Task prompt: Tally the lines containing "کدپستی" and report the number alone.

-------------------------

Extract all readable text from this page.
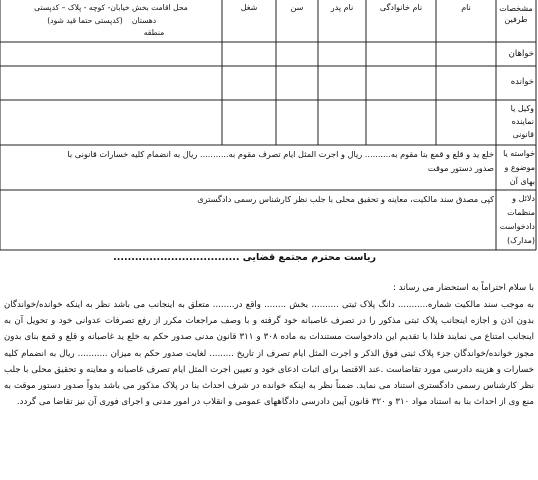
مشخصات طرفین
نام
نام خانوادگی
نام پدر
سن
شغل
محل اقامت بخش خیابان- کوچه - پلاک – کدپستی
دهستان
(کدپستی حتما قید شود)
منطقه
خواهان
خوانده
وکیل یا نماینده قانونی
خواسته یا موضوع و بهای آن
خلع ید و قلع و قمع بنا مقوم به.......... ریال و اجرت المثل ایام تصرف مقوم به........... ریال به انضمام کلیه خسارات قانونی با
صدور دستور موقت
دلائل و منظمات دادخواست (مدارک)
کپی مصدق سند مالکیت، معاینه و تحقیق محلی با جلب نظر کارشناس رسمی دادگستری
ریاست محترم مجتمع قضایی ...................................
با سلام احتراماً به استحضار می رساند :
به موجب سند مالکیت شماره........... دانگ پلاک ثبتی .......... بخش ........ واقع در........ متعلق به اینجانب می باشد نظر به اینکه خوانده/خواندگان بدون اذن و اجازه اینجانب پلاک ثبتی مذکور را در تصرف غاصبانه خود گرفته و با وصف مراجعات مکرر از رفع تصرفات عدوانی خود و تحویل آن به اینجانب امتناع می نمایند فلذا با تقدیم این دادخواست مستندات به ماده ۳۰۸ و ۳۱۱ قانون مدنی صدور حکم به خلع ید غاصبانه و قلع و قمع بنای بدون مجوز خوانده/خواندگان جزء پلاک ثبتی فوق الذکر و اجرت المثل ایام تصرف از تاریخ ......... لغایت صدور حکم به میزان ........... ریال به انضمام کلیه خسارات و هزینه دادرسی مورد تقاضاست .عند الاقتضا برای اثبات ادعای خود و تعیین اجرت المثل ایام تصرف غاصبانه و معاینه و تحقیق محلی با جلب نظر کارشناس رسمی دادگستری استناد می نماید. ضمناً نظر به اینکه خوانده در شرف احداث بنا در پلاک مذکور می باشد بدواً صدور دستور موقت به منع وی از احداث بنا به استناد مواد ۳۱۰ و ۳۲۰ قانون آیین دادرسی دادگاههای عمومی و انقلاب در امور مدنی و اجرای فوری آن نیز تقاضا می گردد.
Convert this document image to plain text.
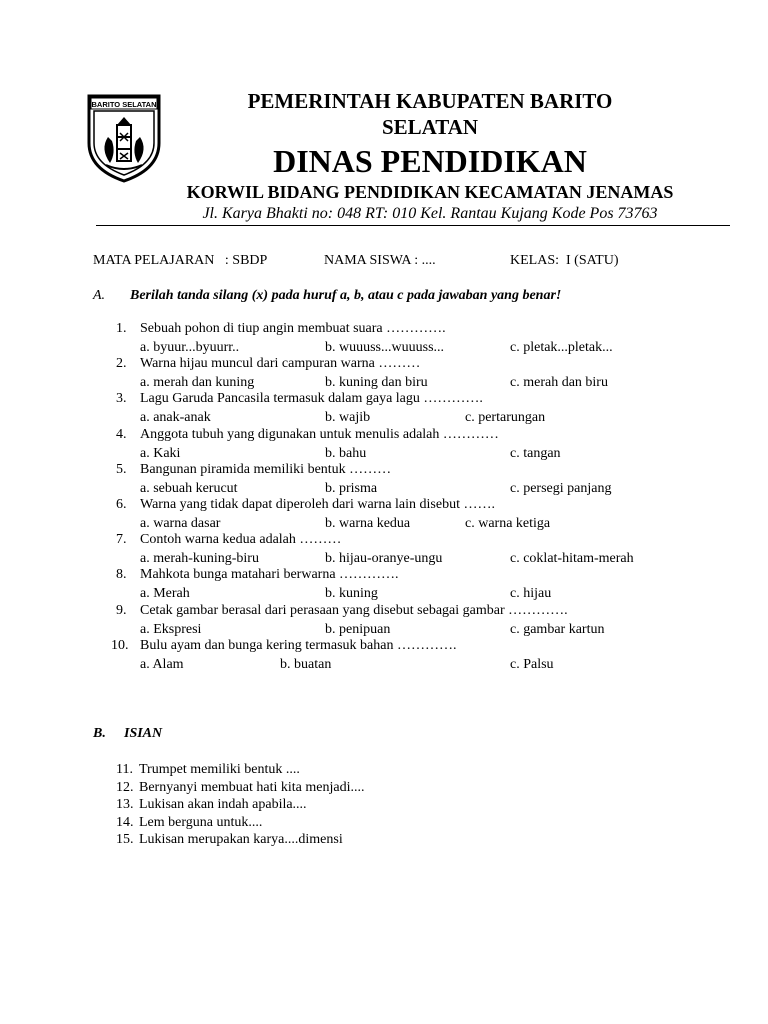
BARITO SELATAN	PEMERINTAH KABUPATEN BARITO
SELATAN
DINAS PENDIDIKAN
KORWIL BIDANG PENDIDIKAN KECAMATAN JENAMAS
Jl. Karya Bhakti no: 048 RT: 010 Kel. Rantau Kujang Kode Pos 73763
MATA PELAJARAN   : SBDP	NAMA SISWA : ....	KELAS:  I (SATU)
A. Berilah tanda silang (x) pada huruf a, b, atau c pada jawaban yang benar!
1. Sebuah pohon di tiup angin membuat suara ………….
a. byuur...byuurr..	b. wuuuss...wuuuss...	c. pletak...pletak...
2. Warna hijau muncul dari campuran warna ………
a. merah dan kuning	b. kuning dan biru	c. merah dan biru
3. Lagu Garuda Pancasila termasuk dalam gaya lagu ………….
a. anak-anak	b. wajib	c. pertarungan
4. Anggota tubuh yang digunakan untuk menulis adalah …………
a. Kaki	b. bahu	c. tangan
5. Bangunan piramida memiliki bentuk ………
a. sebuah kerucut	b. prisma	c. persegi panjang
6. Warna yang tidak dapat diperoleh dari warna lain disebut …….
a. warna dasar	b. warna kedua	c. warna ketiga
7. Contoh warna kedua adalah ………
a. merah-kuning-biru	b. hijau-oranye-ungu	c. coklat-hitam-merah
8. Mahkota bunga matahari berwarna ………….
a. Merah	b. kuning	c. hijau
9. Cetak gambar berasal dari perasaan yang disebut sebagai gambar ………….
a. Ekspresi	b. penipuan	c. gambar kartun
10. Bulu ayam dan bunga kering termasuk bahan ………….
a. Alam	b. buatan	c. Palsu
B. ISIAN
11. Trumpet memiliki bentuk ....
12. Bernyanyi membuat hati kita menjadi....
13. Lukisan akan indah apabila....
14. Lem berguna untuk....
15. Lukisan merupakan karya....dimensi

-------------------------

Expected answer: 2